• Excerto do documento
┌──
No caso dos autos, o ónus de prova da existência de relações especiais cabe à Requerida, enquanto pressuposto da sua actuação quanto a fazer correcções de acordo com o regime dos preços de transferência, com vista aferir a legalidade das mesmas.

 

Quanto aos pressupostos do artigo 63.º do IRC em especial que se está perante condições especiais aplicáveis em operações comparáveis estabelecidas entre entidades independentes, o mesmo cabe ao SP, como decorre da exigência do dossier dos preços de transferência. No caso dos autos, apesar da situação não exigir a aplicação desse dossier, o ónus da prova não podia deixar de recair sobre o mesmo, até por ser ele que melhor conhece a operação realizada e os seus contornos financeiros. 

 

Não assiste assim, em termos gerais, razão ao SP quando alega que o ónus de prova recai todo sobre a Requerida. Acontece, porém, que, atendendo à posição do SP, enveredando a Requerida por fazer correções por aplicação do regime dos preços de transferência, passa a recair sobre si o ónus de prova dos pressupostos da sua actuação, demonstrando que a operação não observa aqueles pressupostos.

 

Como ficou consignado na Decisão Arbitral proferida no processo n.º 194/2021-T, “As operações realizadas em situações  em que há relações especiais devem observar as condições de mercado, em situação de livre concorrência, devendo o contribuinte ou, se ele não o fizer, a Autoridade Tributária e Aduaneira, corrigirem matéria tributável, com aumento ou diminuição, em função da divergência entre os preços praticados e os preços praticados entre autoridades independentes ( artigos 77.º, n.º3, da LGT e 63.º do Código do IRC).”

 

Vejamos.

 

A apreciação das ilegalidades invocadas impõe que se analise:

 

  1. A existência de relações especiais entre as partes envolvidas;
  2. O afastamento do princípio da plena concorrência na operação realizada de cessão da posição contratual relativamente ao que ocorreria entre entidades independentes e numa situação de plena concorrência.[1]

 

§1.º Quanto às relações especiais

 

Não obstante o artigo 63.º supra citado não defina o que deve entender-se por "relações especiais", a doutrina fiscal vem considerando que tais relações existem quando haja situações de dependência, nomeadamente no caso de relações entre uma sociedade e os sócios, entre empresas associadas ou entre sociedades com sócios comuns ou ainda entre empresas mães e filiadas.
└──
• Instruções do exercício
No excerto sobre preços de transferência, a quem cabe o ónus de prova da existência de relações especiais?

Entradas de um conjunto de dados
┌──
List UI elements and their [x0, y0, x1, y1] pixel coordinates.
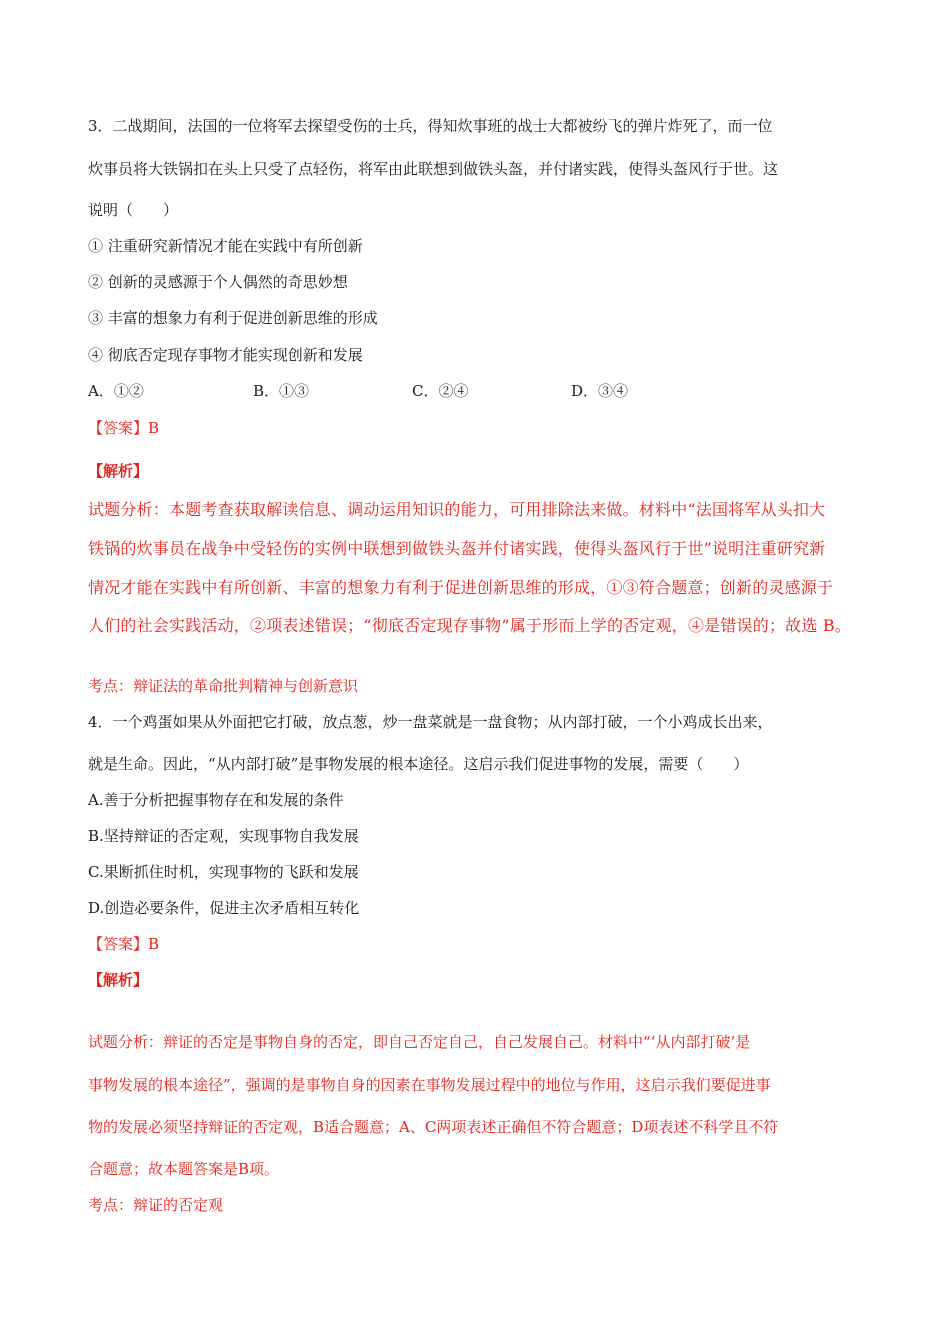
q3-kaodian: 考点：辩证法的革命批判精神与创新意识: [88, 677, 359, 695]
q3-item-2: ② 创新的灵感源于个人偶然的奇思妙想: [88, 273, 348, 291]
q4-kaodian: 考点：辩证的否定观: [88, 1196, 224, 1214]
q4-analysis-line-3: 物的发展必须坚持辩证的否定观，B适合题意；A、C两项表述正确但不符合题意；D项表述不科学且不符: [88, 1118, 779, 1136]
q3-analysis-line-2: 铁锅的炊事员在战争中受轻伤的实例中联想到做铁头盔并付诸实践，使得头盔风行于世”说明注重研究新: [88, 539, 826, 558]
q3-item-4: ④ 彻底否定现存事物才能实现创新和发展: [88, 346, 363, 364]
q4-stem-line-1: 4．一个鸡蛋如果从外面把它打破，放点葱，炒一盘菜就是一盘食物；从内部打破，一个小鸡成长出来，: [88, 713, 773, 731]
q4-analysis-line-4: 合题意；故本题答案是B项。: [88, 1160, 280, 1178]
q3-item-1: ① 注重研究新情况才能在实践中有所创新: [88, 237, 363, 255]
q3-item-3: ③ 丰富的想象力有利于促进创新思维的形成: [88, 309, 378, 327]
q4-option-b: B.坚持辩证的否定观，实现事物自我发展: [88, 827, 359, 845]
q3-choice-b: B．①③: [253, 382, 310, 400]
q4-option-c: C.果断抓住时机，实现事物的飞跃和发展: [88, 863, 359, 881]
q3-choice-d: D．③④: [571, 382, 629, 400]
q4-analysis-heading: 【解析】: [88, 971, 149, 989]
q3-choice-c: C．②④: [412, 382, 469, 400]
q3-analysis-line-4: 人们的社会实践活动，②项表述错误；“彻底否定现存事物”属于形而上学的否定观，④是错误的；故选 B。: [88, 616, 852, 635]
q4-answer: 【答案】B: [88, 935, 160, 953]
q3-answer: 【答案】B: [88, 419, 160, 437]
q3-stem-line-2: 炊事员将大铁锅扣在头上只受了点轻伤，将军由此联想到做铁头盔，并付诸实践，使得头盔风行于世。这: [88, 160, 779, 178]
q4-analysis-line-1: 试题分析：辩证的否定是事物自身的否定，即自己否定自己，自己发展自己。材料中“‘从内部打破’是: [88, 1033, 751, 1051]
q3-stem-line-3: 说明（ ）: [88, 201, 179, 219]
q3-analysis-line-1: 试题分析：本题考查获取解读信息、调动运用知识的能力，可用排除法来做。材料中“法国将军从头扣大: [88, 500, 826, 519]
q3-analysis-line-3: 情况才能在实践中有所创新、丰富的想象力有利于促进创新思维的形成，①③符合题意；创新的灵感源于: [88, 578, 834, 597]
q3-analysis-heading: 【解析】: [88, 462, 149, 480]
q4-option-d: D.创造必要条件，促进主次矛盾相互转化: [88, 899, 360, 917]
q4-stem-line-2: 就是生命。因此，“从内部打破”是事物发展的根本途径。这启示我们促进事物的发展，需要（ ）: [88, 755, 749, 773]
q3-choice-a: A．①②: [88, 382, 144, 400]
q4-analysis-line-2: 事物发展的根本途径”，强调的是事物自身的因素在事物发展过程中的地位与作用，这启示我们要促进事: [88, 1076, 771, 1094]
q3-stem-line-1: 3．二战期间，法国的一位将军去探望受伤的士兵，得知炊事班的战士大都被纷飞的弹片炸死了，而一位: [88, 117, 773, 135]
q4-option-a: A.善于分析把握事物存在和发展的条件: [88, 791, 344, 809]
└──
• Resposta
Cabe à Requerida.